EXERCISE GOAL:
State how many lines hold the string "text". Give the number and nothing else.

-------- THE RECORDS --------

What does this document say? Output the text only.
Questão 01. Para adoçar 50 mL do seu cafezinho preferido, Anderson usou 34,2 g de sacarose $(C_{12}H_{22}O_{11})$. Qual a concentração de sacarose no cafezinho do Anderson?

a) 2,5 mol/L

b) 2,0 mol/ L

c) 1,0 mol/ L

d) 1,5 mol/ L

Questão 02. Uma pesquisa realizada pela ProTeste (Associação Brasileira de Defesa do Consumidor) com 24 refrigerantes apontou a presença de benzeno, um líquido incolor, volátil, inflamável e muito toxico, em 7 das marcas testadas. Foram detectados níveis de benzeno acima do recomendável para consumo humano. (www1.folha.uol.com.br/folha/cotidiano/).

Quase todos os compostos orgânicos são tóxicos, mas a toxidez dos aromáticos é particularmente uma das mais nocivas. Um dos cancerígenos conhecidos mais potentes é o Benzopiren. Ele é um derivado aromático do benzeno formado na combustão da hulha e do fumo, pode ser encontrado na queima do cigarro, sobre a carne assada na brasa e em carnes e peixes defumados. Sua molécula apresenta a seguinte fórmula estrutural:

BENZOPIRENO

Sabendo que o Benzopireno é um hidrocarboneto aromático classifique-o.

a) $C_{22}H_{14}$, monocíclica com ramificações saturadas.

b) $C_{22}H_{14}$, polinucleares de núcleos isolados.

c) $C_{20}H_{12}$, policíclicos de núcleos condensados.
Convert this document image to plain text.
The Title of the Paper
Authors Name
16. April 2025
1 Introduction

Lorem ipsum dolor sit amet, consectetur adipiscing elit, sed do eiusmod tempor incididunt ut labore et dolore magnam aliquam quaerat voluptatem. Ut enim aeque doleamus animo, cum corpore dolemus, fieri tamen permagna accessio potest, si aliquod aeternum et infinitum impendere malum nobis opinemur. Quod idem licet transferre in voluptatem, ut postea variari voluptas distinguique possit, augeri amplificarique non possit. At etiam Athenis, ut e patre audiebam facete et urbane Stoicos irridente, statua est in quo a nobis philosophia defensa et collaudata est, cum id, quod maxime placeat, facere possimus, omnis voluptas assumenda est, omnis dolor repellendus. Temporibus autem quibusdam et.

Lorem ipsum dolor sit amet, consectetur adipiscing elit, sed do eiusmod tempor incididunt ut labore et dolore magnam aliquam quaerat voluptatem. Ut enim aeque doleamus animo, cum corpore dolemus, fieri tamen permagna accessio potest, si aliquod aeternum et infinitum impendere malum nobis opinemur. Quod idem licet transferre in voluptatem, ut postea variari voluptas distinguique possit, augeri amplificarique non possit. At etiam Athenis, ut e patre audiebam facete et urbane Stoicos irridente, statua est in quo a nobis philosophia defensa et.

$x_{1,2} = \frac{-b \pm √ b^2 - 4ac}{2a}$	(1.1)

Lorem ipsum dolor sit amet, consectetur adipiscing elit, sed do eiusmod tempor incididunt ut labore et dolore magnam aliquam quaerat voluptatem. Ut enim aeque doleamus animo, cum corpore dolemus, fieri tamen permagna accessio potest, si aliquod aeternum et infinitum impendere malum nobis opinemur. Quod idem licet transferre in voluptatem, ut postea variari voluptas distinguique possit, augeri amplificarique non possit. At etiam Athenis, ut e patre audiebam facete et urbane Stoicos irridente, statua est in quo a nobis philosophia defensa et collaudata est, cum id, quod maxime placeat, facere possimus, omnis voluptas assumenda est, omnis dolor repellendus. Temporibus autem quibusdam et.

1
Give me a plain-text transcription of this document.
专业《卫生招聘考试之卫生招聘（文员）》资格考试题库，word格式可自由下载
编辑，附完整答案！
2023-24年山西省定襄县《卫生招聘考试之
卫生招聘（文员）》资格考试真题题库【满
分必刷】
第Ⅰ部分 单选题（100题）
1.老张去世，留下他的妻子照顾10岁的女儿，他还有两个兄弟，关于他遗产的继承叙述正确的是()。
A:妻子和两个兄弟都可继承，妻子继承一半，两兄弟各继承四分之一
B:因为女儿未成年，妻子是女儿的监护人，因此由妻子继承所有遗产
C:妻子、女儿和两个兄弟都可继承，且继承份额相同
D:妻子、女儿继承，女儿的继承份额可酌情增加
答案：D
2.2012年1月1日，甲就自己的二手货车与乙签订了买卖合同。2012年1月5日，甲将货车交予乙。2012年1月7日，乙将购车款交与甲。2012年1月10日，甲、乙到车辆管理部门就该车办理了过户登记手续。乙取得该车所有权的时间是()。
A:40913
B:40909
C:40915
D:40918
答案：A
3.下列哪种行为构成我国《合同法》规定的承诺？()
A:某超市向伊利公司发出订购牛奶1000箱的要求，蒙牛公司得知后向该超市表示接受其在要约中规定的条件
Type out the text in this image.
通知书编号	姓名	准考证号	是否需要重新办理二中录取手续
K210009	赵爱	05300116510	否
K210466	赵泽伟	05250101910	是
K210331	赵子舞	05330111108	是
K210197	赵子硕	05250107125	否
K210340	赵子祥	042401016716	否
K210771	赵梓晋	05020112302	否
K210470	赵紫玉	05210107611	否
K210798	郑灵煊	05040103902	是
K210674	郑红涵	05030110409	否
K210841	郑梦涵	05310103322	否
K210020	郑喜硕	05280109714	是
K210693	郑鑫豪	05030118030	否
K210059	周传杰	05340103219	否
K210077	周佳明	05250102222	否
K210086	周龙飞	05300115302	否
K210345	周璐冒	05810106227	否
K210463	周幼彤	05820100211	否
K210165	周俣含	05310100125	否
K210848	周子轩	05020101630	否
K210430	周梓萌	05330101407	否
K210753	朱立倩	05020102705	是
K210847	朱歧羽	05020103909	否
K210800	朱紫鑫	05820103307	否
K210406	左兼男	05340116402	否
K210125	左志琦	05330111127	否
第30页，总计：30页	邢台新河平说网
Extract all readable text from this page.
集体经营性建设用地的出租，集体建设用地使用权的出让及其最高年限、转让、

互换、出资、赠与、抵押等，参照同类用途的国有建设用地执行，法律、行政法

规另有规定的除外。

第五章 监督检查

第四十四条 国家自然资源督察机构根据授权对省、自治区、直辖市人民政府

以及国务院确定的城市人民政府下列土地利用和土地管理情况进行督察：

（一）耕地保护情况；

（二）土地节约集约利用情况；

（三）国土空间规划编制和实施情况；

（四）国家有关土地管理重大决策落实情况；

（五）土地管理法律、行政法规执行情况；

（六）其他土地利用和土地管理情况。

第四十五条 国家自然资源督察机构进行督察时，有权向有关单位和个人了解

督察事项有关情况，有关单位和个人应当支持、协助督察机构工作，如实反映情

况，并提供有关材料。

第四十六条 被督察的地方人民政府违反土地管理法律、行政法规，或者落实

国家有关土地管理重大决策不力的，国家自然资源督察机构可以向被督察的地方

--------

RESULT FOR THIS TASK:
5